Each line that holds the word "KOMUNIKACJI" should be returned.
-------- Supplied data
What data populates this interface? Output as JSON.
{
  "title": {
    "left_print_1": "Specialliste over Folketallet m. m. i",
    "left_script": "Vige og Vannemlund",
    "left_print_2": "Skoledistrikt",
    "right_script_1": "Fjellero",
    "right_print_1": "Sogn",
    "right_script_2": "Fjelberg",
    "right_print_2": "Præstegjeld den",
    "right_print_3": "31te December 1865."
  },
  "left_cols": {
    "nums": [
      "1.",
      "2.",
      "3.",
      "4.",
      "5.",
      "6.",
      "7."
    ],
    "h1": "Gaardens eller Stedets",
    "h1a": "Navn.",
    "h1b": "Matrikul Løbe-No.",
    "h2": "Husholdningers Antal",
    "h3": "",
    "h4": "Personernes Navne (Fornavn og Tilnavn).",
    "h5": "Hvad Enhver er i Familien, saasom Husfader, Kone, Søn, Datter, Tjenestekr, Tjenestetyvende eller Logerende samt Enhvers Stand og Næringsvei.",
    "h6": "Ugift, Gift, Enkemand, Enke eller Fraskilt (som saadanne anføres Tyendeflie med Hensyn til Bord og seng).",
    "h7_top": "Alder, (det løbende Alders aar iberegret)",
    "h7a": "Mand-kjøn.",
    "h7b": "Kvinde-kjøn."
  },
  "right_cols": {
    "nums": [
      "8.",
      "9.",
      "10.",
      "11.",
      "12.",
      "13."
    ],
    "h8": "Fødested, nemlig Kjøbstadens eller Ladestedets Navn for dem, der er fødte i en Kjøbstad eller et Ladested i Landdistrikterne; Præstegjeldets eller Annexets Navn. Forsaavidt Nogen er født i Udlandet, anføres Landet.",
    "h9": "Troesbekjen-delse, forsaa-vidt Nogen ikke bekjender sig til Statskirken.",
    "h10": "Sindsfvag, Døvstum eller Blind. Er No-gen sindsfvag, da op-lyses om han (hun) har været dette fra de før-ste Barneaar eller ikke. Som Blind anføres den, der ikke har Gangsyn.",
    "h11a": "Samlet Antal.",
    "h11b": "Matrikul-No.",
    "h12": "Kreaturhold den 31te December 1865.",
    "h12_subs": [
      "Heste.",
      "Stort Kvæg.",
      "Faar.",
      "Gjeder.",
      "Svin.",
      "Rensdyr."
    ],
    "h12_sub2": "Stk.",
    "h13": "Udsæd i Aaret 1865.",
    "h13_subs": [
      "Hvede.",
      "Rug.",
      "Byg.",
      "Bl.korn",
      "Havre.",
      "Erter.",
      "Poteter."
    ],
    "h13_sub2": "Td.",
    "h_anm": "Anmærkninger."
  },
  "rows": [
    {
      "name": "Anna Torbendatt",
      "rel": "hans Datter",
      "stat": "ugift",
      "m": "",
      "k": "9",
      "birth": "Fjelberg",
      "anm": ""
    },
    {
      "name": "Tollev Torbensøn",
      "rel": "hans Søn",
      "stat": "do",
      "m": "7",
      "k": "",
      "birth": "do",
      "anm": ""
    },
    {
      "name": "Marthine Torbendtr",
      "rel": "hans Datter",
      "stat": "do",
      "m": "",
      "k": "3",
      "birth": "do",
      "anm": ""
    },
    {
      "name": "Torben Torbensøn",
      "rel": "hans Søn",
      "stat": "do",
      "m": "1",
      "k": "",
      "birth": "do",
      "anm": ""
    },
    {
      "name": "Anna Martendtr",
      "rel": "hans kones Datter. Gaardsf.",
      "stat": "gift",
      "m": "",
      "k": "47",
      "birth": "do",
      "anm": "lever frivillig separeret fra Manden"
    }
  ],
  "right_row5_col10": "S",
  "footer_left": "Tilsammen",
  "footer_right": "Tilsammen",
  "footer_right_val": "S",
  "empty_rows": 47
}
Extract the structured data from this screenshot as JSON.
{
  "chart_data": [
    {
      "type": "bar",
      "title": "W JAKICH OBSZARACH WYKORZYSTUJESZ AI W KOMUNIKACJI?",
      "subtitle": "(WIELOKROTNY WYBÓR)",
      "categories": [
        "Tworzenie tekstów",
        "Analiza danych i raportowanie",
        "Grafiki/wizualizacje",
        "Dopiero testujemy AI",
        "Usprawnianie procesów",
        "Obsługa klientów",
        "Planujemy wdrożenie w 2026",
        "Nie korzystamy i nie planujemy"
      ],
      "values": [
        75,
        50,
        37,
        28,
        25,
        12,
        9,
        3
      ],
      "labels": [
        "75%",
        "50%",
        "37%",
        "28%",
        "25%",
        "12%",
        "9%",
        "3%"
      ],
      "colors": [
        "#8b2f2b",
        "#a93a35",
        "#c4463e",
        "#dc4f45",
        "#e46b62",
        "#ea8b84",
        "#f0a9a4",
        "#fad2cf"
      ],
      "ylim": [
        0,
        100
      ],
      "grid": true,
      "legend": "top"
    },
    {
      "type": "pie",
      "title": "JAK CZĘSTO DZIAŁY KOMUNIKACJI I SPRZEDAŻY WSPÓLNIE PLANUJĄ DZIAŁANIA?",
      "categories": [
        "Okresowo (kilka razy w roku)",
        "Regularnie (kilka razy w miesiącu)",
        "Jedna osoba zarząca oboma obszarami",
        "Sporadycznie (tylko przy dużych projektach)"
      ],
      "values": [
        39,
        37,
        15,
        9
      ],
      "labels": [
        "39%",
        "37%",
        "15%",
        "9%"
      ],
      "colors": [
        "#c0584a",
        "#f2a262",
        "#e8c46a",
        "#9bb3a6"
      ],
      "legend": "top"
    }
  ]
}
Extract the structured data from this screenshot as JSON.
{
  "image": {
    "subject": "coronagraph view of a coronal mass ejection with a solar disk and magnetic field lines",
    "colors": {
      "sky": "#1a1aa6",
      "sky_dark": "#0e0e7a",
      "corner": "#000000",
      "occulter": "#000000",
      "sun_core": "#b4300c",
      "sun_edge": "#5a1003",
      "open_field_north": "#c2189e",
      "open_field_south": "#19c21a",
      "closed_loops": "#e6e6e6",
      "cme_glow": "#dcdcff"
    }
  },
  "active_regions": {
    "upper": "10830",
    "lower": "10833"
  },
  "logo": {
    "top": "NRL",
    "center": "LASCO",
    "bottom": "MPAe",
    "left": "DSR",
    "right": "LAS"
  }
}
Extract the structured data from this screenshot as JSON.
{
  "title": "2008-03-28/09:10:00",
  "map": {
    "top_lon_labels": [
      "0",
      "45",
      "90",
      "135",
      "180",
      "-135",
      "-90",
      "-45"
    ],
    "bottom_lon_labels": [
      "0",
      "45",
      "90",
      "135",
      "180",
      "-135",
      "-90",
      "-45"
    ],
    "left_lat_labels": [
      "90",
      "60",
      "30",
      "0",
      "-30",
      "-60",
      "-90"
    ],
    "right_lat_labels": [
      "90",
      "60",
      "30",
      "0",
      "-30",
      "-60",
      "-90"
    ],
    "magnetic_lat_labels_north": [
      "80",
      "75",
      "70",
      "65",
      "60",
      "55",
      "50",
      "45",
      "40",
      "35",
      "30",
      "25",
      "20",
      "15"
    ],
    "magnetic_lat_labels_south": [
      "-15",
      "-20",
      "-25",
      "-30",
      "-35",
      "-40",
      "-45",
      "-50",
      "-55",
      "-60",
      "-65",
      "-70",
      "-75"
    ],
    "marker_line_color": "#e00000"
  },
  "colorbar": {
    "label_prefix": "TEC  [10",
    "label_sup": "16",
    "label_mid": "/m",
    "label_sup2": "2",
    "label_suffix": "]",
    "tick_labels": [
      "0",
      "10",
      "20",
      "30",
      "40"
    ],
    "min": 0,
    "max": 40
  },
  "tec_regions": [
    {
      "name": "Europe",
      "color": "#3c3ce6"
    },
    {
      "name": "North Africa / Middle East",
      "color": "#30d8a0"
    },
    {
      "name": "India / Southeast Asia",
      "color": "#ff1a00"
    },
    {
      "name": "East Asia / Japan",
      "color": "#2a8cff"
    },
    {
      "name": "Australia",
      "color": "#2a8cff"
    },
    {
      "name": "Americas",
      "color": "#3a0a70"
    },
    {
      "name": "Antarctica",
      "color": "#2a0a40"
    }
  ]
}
----------------
- [Solution]:
      "title": "W JAKICH OBSZARACH WYKORZYSTUJESZ AI W KOMUNIKACJI?",
      "title": "JAK CZĘSTO DZIAŁY KOMUNIKACJI I SPRZEDAŻY WSPÓLNIE PLANUJĄ DZIAŁANIA?",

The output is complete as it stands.